— What the exercise asks —
Scan the records for the word "tikzpicture". Copy each line that includes it.

— Records to use —
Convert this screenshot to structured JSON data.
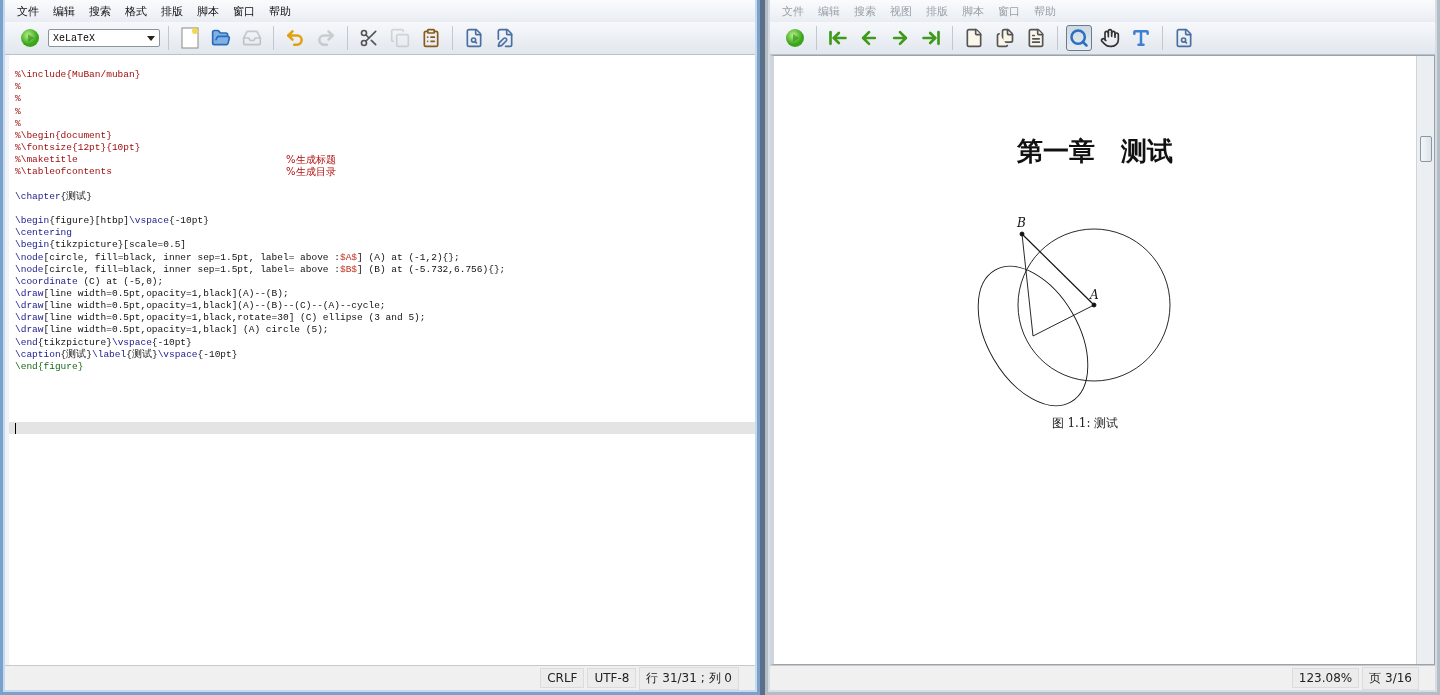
{
  "editor_window": {
    "active": true,
    "menu": [
      "文件",
      "编辑",
      "搜索",
      "格式",
      "排版",
      "脚本",
      "窗口",
      "帮助"
    ],
    "toolbar": [
      {
        "kind": "run",
        "disabled": false
      },
      {
        "kind": "compiler",
        "value": "XeLaTeX"
      },
      {
        "kind": "separator"
      },
      {
        "kind": "new",
        "disabled": false
      },
      {
        "kind": "open",
        "disabled": false
      },
      {
        "kind": "save",
        "disabled": true
      },
      {
        "kind": "separator"
      },
      {
        "kind": "undo",
        "disabled": false
      },
      {
        "kind": "redo",
        "disabled": true
      },
      {
        "kind": "separator"
      },
      {
        "kind": "cut",
        "disabled": false
      },
      {
        "kind": "copy",
        "disabled": true
      },
      {
        "kind": "paste",
        "disabled": false
      },
      {
        "kind": "separator"
      },
      {
        "kind": "preview",
        "disabled": false
      },
      {
        "kind": "edit",
        "disabled": false
      }
    ],
    "lines": [
      {
        "kind": "blank",
        "current": false
      },
      {
        "kind": "code",
        "current": false,
        "segments": [
          {
            "kind": "comment",
            "text": "%\\include{MuBan/muban}"
          }
        ]
      },
      {
        "kind": "code",
        "current": false,
        "segments": [
          {
            "kind": "comment",
            "text": "%"
          }
        ]
      },
      {
        "kind": "code",
        "current": false,
        "segments": [
          {
            "kind": "comment",
            "text": "%"
          }
        ]
      },
      {
        "kind": "code",
        "current": false,
        "segments": [
          {
            "kind": "comment",
            "text": "%"
          }
        ]
      },
      {
        "kind": "code",
        "current": false,
        "segments": [
          {
            "kind": "comment",
            "text": "%"
          }
        ]
      },
      {
        "kind": "code",
        "current": false,
        "segments": [
          {
            "kind": "comment",
            "text": "%\\begin{document}"
          }
        ]
      },
      {
        "kind": "code",
        "current": false,
        "segments": [
          {
            "kind": "comment",
            "text": "%\\fontsize{12pt}{10pt}"
          }
        ]
      },
      {
        "kind": "code",
        "current": false,
        "segments": [
          {
            "kind": "comment",
            "text": "%\\maketitle"
          }
        ],
        "trail": "%生成标题"
      },
      {
        "kind": "code",
        "current": false,
        "segments": [
          {
            "kind": "comment",
            "text": "%\\tableofcontents"
          }
        ],
        "trail": "%生成目录"
      },
      {
        "kind": "blank",
        "current": false
      },
      {
        "kind": "code",
        "current": false,
        "segments": [
          {
            "kind": "command",
            "text": "\\chapter"
          },
          {
            "kind": "plain",
            "text": "{测试}"
          }
        ]
      },
      {
        "kind": "blank",
        "current": false
      },
      {
        "kind": "code",
        "current": false,
        "segments": [
          {
            "kind": "command",
            "text": "\\begin"
          },
          {
            "kind": "plain",
            "text": "{figure}[htbp]"
          },
          {
            "kind": "command",
            "text": "\\vspace"
          },
          {
            "kind": "plain",
            "text": "{-10pt}"
          }
        ]
      },
      {
        "kind": "code",
        "current": false,
        "segments": [
          {
            "kind": "command",
            "text": "\\centering"
          }
        ]
      },
      {
        "kind": "code",
        "current": false,
        "segments": [
          {
            "kind": "command",
            "text": "\\begin"
          },
          {
            "kind": "plain",
            "text": "{tikzpicture}[scale=0.5]"
          }
        ]
      },
      {
        "kind": "code",
        "current": false,
        "segments": [
          {
            "kind": "command",
            "text": "\\node"
          },
          {
            "kind": "plain",
            "text": "[circle, fill=black, inner sep=1.5pt, label= above :"
          },
          {
            "kind": "math",
            "text": "$A$"
          },
          {
            "kind": "plain",
            "text": "] (A) at (-1,2){};"
          }
        ]
      },
      {
        "kind": "code",
        "current": false,
        "segments": [
          {
            "kind": "command",
            "text": "\\node"
          },
          {
            "kind": "plain",
            "text": "[circle, fill=black, inner sep=1.5pt, label= above :"
          },
          {
            "kind": "math",
            "text": "$B$"
          },
          {
            "kind": "plain",
            "text": "] (B) at (-5.732,6.756){};"
          }
        ]
      },
      {
        "kind": "code",
        "current": false,
        "segments": [
          {
            "kind": "command",
            "text": "\\coordinate"
          },
          {
            "kind": "plain",
            "text": " (C) at (-5,0);"
          }
        ]
      },
      {
        "kind": "code",
        "current": false,
        "segments": [
          {
            "kind": "command",
            "text": "\\draw"
          },
          {
            "kind": "plain",
            "text": "[line width=0.5pt,opacity=1,black](A)--(B);"
          }
        ]
      },
      {
        "kind": "code",
        "current": false,
        "segments": [
          {
            "kind": "command",
            "text": "\\draw"
          },
          {
            "kind": "plain",
            "text": "[line width=0.5pt,opacity=1,black](A)--(B)--(C)--(A)--cycle;"
          }
        ]
      },
      {
        "kind": "code",
        "current": false,
        "segments": [
          {
            "kind": "command",
            "text": "\\draw"
          },
          {
            "kind": "plain",
            "text": "[line width=0.5pt,opacity=1,black,rotate=30] (C) ellipse (3 and 5);"
          }
        ]
      },
      {
        "kind": "code",
        "current": false,
        "segments": [
          {
            "kind": "command",
            "text": "\\draw"
          },
          {
            "kind": "plain",
            "text": "[line width=0.5pt,opacity=1,black] (A) circle (5);"
          }
        ]
      },
      {
        "kind": "code",
        "current": false,
        "segments": [
          {
            "kind": "command",
            "text": "\\end"
          },
          {
            "kind": "plain",
            "text": "{tikzpicture}"
          },
          {
            "kind": "command",
            "text": "\\vspace"
          },
          {
            "kind": "plain",
            "text": "{-10pt}"
          }
        ]
      },
      {
        "kind": "code",
        "current": false,
        "segments": [
          {
            "kind": "command",
            "text": "\\caption"
          },
          {
            "kind": "plain",
            "text": "{测试}"
          },
          {
            "kind": "command",
            "text": "\\label"
          },
          {
            "kind": "plain",
            "text": "{测试}"
          },
          {
            "kind": "command",
            "text": "\\vspace"
          },
          {
            "kind": "plain",
            "text": "{-10pt}"
          }
        ]
      },
      {
        "kind": "code",
        "current": false,
        "segments": [
          {
            "kind": "env",
            "text": "\\end{figure}"
          }
        ]
      },
      {
        "kind": "blank",
        "current": false
      },
      {
        "kind": "blank",
        "current": false
      },
      {
        "kind": "blank",
        "current": false
      },
      {
        "kind": "blank",
        "current": false
      },
      {
        "kind": "blank",
        "current": true
      }
    ],
    "status_bar": [
      "CRLF",
      "UTF-8",
      "行 31/31 ; 列 0"
    ]
  },
  "viewer_window": {
    "active": false,
    "menu": [
      "文件",
      "编辑",
      "搜索",
      "视图",
      "排版",
      "脚本",
      "窗口",
      "帮助"
    ],
    "toolbar": [
      {
        "kind": "run",
        "selected": false
      },
      {
        "kind": "separator"
      },
      {
        "kind": "first",
        "selected": false
      },
      {
        "kind": "prev",
        "selected": false
      },
      {
        "kind": "next",
        "selected": false
      },
      {
        "kind": "last",
        "selected": false
      },
      {
        "kind": "separator"
      },
      {
        "kind": "page-single",
        "selected": false
      },
      {
        "kind": "page-double",
        "selected": false
      },
      {
        "kind": "page-fit",
        "selected": false
      },
      {
        "kind": "separator"
      },
      {
        "kind": "zoom",
        "selected": true
      },
      {
        "kind": "hand",
        "selected": false
      },
      {
        "kind": "text-select",
        "selected": false
      },
      {
        "kind": "separator"
      },
      {
        "kind": "find",
        "selected": false
      }
    ],
    "page": {
      "heading": "第一章　测试",
      "figure": {
        "labels": [
          "B",
          "A"
        ]
      },
      "caption": "图 1.1: 测试"
    },
    "status_bar": [
      "123.08%",
      "页 3/16"
    ]
  }
}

— Result of this exercise —
            "text": "{tikzpicture}[scale=0.5]"
            "text": "{tikzpicture}"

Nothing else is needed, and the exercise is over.